GIVEN PROBLEM: Omit every picture and return the rest of the data unaltered.

--------------------------------------------------

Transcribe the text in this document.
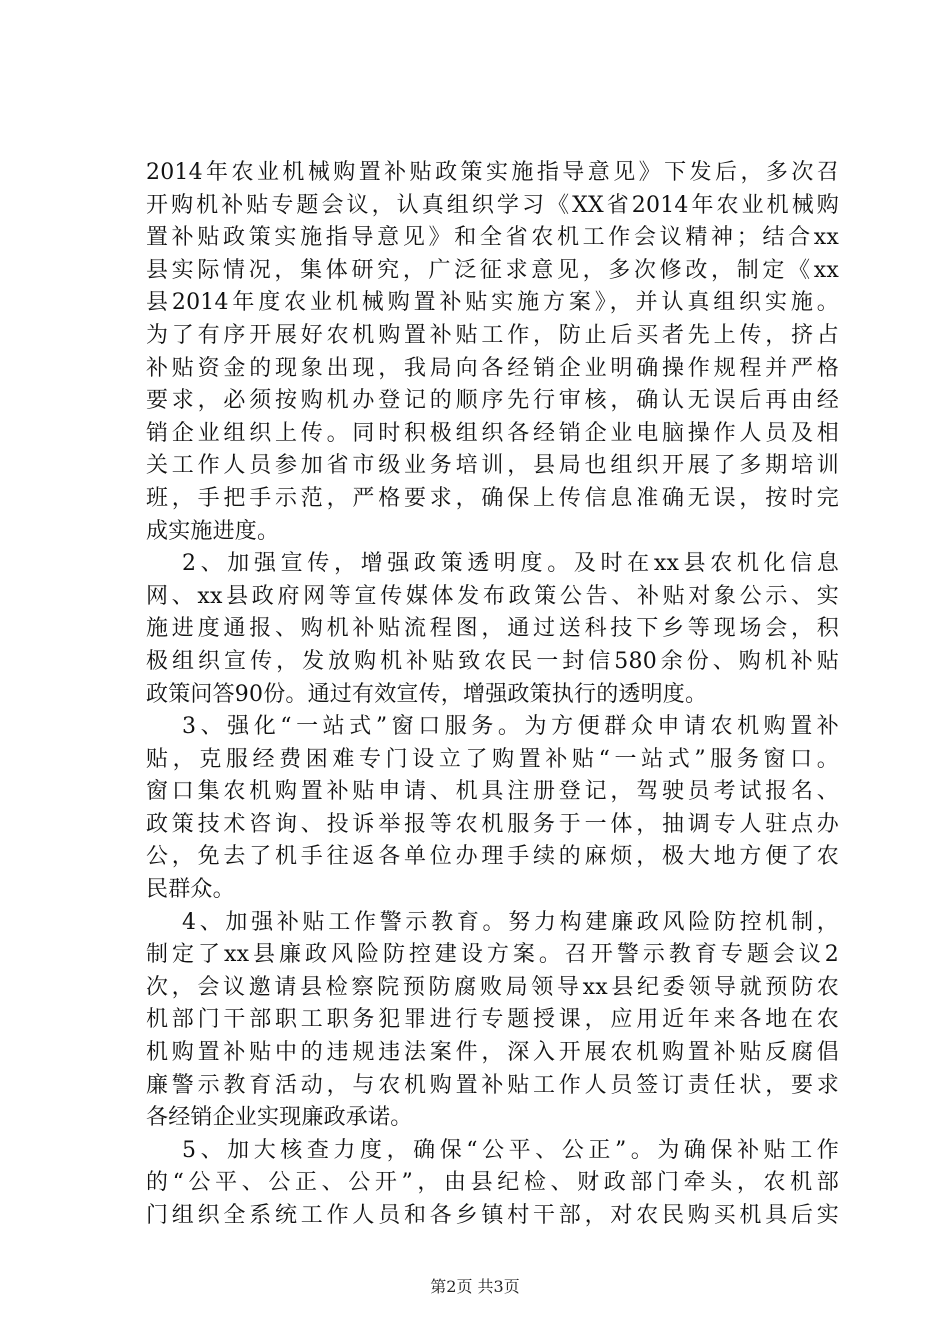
2014年农业机械购置补贴政策实施指导意见》下发后，多次召
开购机补贴专题会议，认真组织学习《XX省2014年农业机械购
置补贴政策实施指导意见》和全省农机工作会议精神；结合xx
县实际情况，集体研究，广泛征求意见，多次修改，制定《xx
县2014年度农业机械购置补贴实施方案》，并认真组织实施。
为了有序开展好农机购置补贴工作，防止后买者先上传，挤占
补贴资金的现象出现，我局向各经销企业明确操作规程并严格
要求，必须按购机办登记的顺序先行审核，确认无误后再由经
销企业组织上传。同时积极组织各经销企业电脑操作人员及相
关工作人员参加省市级业务培训，县局也组织开展了多期培训
班，手把手示范，严格要求，确保上传信息准确无误，按时完
成实施进度。
2、加强宣传，增强政策透明度。及时在xx县农机化信息
网、xx县政府网等宣传媒体发布政策公告、补贴对象公示、实
施进度通报、购机补贴流程图，通过送科技下乡等现场会，积
极组织宣传，发放购机补贴致农民一封信580余份、购机补贴
政策问答90份。通过有效宣传，增强政策执行的透明度。
3、强化“一站式”窗口服务。为方便群众申请农机购置补
贴，克服经费困难专门设立了购置补贴“一站式”服务窗口。
窗口集农机购置补贴申请、机具注册登记，驾驶员考试报名、
政策技术咨询、投诉举报等农机服务于一体，抽调专人驻点办
公，免去了机手往返各单位办理手续的麻烦，极大地方便了农
民群众。
4、加强补贴工作警示教育。努力构建廉政风险防控机制，
制定了xx县廉政风险防控建设方案。召开警示教育专题会议2
次，会议邀请县检察院预防腐败局领导xx县纪委领导就预防农
机部门干部职工职务犯罪进行专题授课，应用近年来各地在农
机购置补贴中的违规违法案件，深入开展农机购置补贴反腐倡
廉警示教育活动，与农机购置补贴工作人员签订责任状，要求
各经销企业实现廉政承诺。
5、加大核查力度，确保“公平、公正”。为确保补贴工作
的“公平、公正、公开”，由县纪检、财政部门牵头，农机部
门组织全系统工作人员和各乡镇村干部，对农民购买机具后实
第2页 共3页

--------------------------------------------------

RESPONSE TO THE EXERCISE:
Transcribe the text in this document.
2014年农业机械购置补贴政策实施指导意见》下发后，多次召
开购机补贴专题会议，认真组织学习《XX省2014年农业机械购
置补贴政策实施指导意见》和全省农机工作会议精神；结合xx
县实际情况，集体研究，广泛征求意见，多次修改，制定《xx
县2014年度农业机械购置补贴实施方案》，并认真组织实施。
为了有序开展好农机购置补贴工作，防止后买者先上传，挤占
补贴资金的现象出现，我局向各经销企业明确操作规程并严格
要求，必须按购机办登记的顺序先行审核，确认无误后再由经
销企业组织上传。同时积极组织各经销企业电脑操作人员及相
关工作人员参加省市级业务培训，县局也组织开展了多期培训
班，手把手示范，严格要求，确保上传信息准确无误，按时完
成实施进度。
2、加强宣传，增强政策透明度。及时在xx县农机化信息
网、xx县政府网等宣传媒体发布政策公告、补贴对象公示、实
施进度通报、购机补贴流程图，通过送科技下乡等现场会，积
极组织宣传，发放购机补贴致农民一封信580余份、购机补贴
政策问答90份。通过有效宣传，增强政策执行的透明度。
3、强化“一站式”窗口服务。为方便群众申请农机购置补
贴，克服经费困难专门设立了购置补贴“一站式”服务窗口。
窗口集农机购置补贴申请、机具注册登记，驾驶员考试报名、
政策技术咨询、投诉举报等农机服务于一体，抽调专人驻点办
公，免去了机手往返各单位办理手续的麻烦，极大地方便了农
民群众。
4、加强补贴工作警示教育。努力构建廉政风险防控机制，
制定了xx县廉政风险防控建设方案。召开警示教育专题会议2
次，会议邀请县检察院预防腐败局领导xx县纪委领导就预防农
机部门干部职工职务犯罪进行专题授课，应用近年来各地在农
机购置补贴中的违规违法案件，深入开展农机购置补贴反腐倡
廉警示教育活动，与农机购置补贴工作人员签订责任状，要求
各经销企业实现廉政承诺。
5、加大核查力度，确保“公平、公正”。为确保补贴工作
的“公平、公正、公开”，由县纪检、财政部门牵头，农机部
门组织全系统工作人员和各乡镇村干部，对农民购买机具后实
第2页 共3页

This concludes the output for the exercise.